INSTRUCTION: Every line holding the word "BEGIN" counts once. Give the total, nothing more.

+ + + + +

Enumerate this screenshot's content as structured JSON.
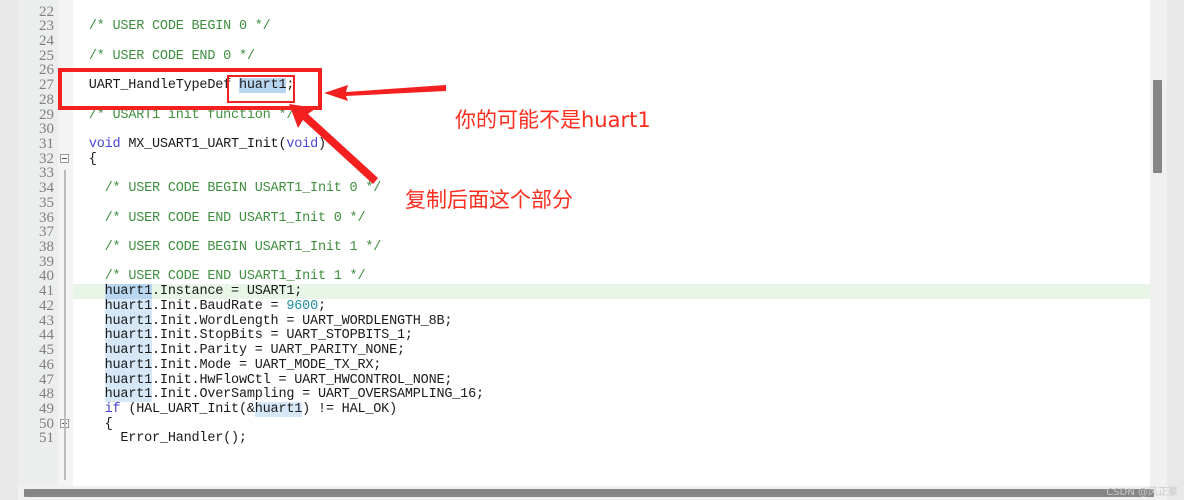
{
  "editor": {
    "first_line": 22,
    "last_line": 51,
    "lines": [
      {
        "n": 22,
        "html": ""
      },
      {
        "n": 23,
        "html": "  <span class=\"cmt\">/* USER CODE BEGIN 0 */</span>"
      },
      {
        "n": 24,
        "html": ""
      },
      {
        "n": 25,
        "html": "  <span class=\"cmt\">/* USER CODE END 0 */</span>"
      },
      {
        "n": 26,
        "html": ""
      },
      {
        "n": 27,
        "html": "  UART_HandleTypeDef <span class=\"sel\">huart1</span>;"
      },
      {
        "n": 28,
        "html": ""
      },
      {
        "n": 29,
        "html": "  <span class=\"cmt\">/* USART1 init function */</span>"
      },
      {
        "n": 30,
        "html": ""
      },
      {
        "n": 31,
        "html": "  <span class=\"kw\">void</span> MX_USART1_UART_Init(<span class=\"kw\">void</span>)"
      },
      {
        "n": 32,
        "html": "  {"
      },
      {
        "n": 33,
        "html": ""
      },
      {
        "n": 34,
        "html": "    <span class=\"cmt\">/* USER CODE BEGIN USART1_Init 0 */</span>"
      },
      {
        "n": 35,
        "html": ""
      },
      {
        "n": 36,
        "html": "    <span class=\"cmt\">/* USER CODE END USART1_Init 0 */</span>"
      },
      {
        "n": 37,
        "html": ""
      },
      {
        "n": 38,
        "html": "    <span class=\"cmt\">/* USER CODE BEGIN USART1_Init 1 */</span>"
      },
      {
        "n": 39,
        "html": ""
      },
      {
        "n": 40,
        "html": "    <span class=\"cmt\">/* USER CODE END USART1_Init 1 */</span>"
      },
      {
        "n": 41,
        "html": "    <span class=\"sel\">huart1</span>.Instance = USART1;"
      },
      {
        "n": 42,
        "html": "    <span class=\"occ\">huart1</span>.Init.BaudRate = <span class=\"num\">9600</span>;"
      },
      {
        "n": 43,
        "html": "    <span class=\"occ\">huart1</span>.Init.WordLength = UART_WORDLENGTH_8B;"
      },
      {
        "n": 44,
        "html": "    <span class=\"occ\">huart1</span>.Init.StopBits = UART_STOPBITS_1;"
      },
      {
        "n": 45,
        "html": "    <span class=\"occ\">huart1</span>.Init.Parity = UART_PARITY_NONE;"
      },
      {
        "n": 46,
        "html": "    <span class=\"occ\">huart1</span>.Init.Mode = UART_MODE_TX_RX;"
      },
      {
        "n": 47,
        "html": "    <span class=\"occ\">huart1</span>.Init.HwFlowCtl = UART_HWCONTROL_NONE;"
      },
      {
        "n": 48,
        "html": "    <span class=\"occ\">huart1</span>.Init.OverSampling = UART_OVERSAMPLING_16;"
      },
      {
        "n": 49,
        "html": "    <span class=\"kw\">if</span> (HAL_UART_Init(&amp;<span class=\"occ\">huart1</span>) != HAL_OK)"
      },
      {
        "n": 50,
        "html": "    {"
      },
      {
        "n": 51,
        "html": "      Error_Handler();"
      }
    ],
    "plain_text": [
      "",
      "/* USER CODE BEGIN 0 */",
      "",
      "/* USER CODE END 0 */",
      "",
      "UART_HandleTypeDef huart1;",
      "",
      "/* USART1 init function */",
      "",
      "void MX_USART1_UART_Init(void)",
      "{",
      "",
      "  /* USER CODE BEGIN USART1_Init 0 */",
      "",
      "  /* USER CODE END USART1_Init 0 */",
      "",
      "  /* USER CODE BEGIN USART1_Init 1 */",
      "",
      "  /* USER CODE END USART1_Init 1 */",
      "  huart1.Instance = USART1;",
      "  huart1.Init.BaudRate = 9600;",
      "  huart1.Init.WordLength = UART_WORDLENGTH_8B;",
      "  huart1.Init.StopBits = UART_STOPBITS_1;",
      "  huart1.Init.Parity = UART_PARITY_NONE;",
      "  huart1.Init.Mode = UART_MODE_TX_RX;",
      "  huart1.Init.HwFlowCtl = UART_HWCONTROL_NONE;",
      "  huart1.Init.OverSampling = UART_OVERSAMPLING_16;",
      "  if (HAL_UART_Init(&huart1) != HAL_OK)",
      "  {",
      "    Error_Handler();"
    ],
    "current_line": 41,
    "highlighted_token": "huart1",
    "fold_markers": [
      32,
      50
    ]
  },
  "annotations": {
    "note_top": "你的可能不是huart1",
    "note_bottom": "复制后面这个部分",
    "box_color": "#f42020",
    "text_color": "#fb2d1e"
  },
  "watermark": {
    "text": "CSDN @风正豪"
  },
  "colors": {
    "comment": "#3f8f3f",
    "keyword": "#4a44d4",
    "number": "#1d8fa0",
    "occurrence_highlight": "#d6e8f7",
    "selection_highlight": "#b8d6f0",
    "current_line": "#e8f6e8",
    "gutter_bg": "#eceded",
    "editor_bg": "#ffffff",
    "app_bg": "#e8e8e8"
  }
}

+ + + + +

EXERCISE RESPONSE: 6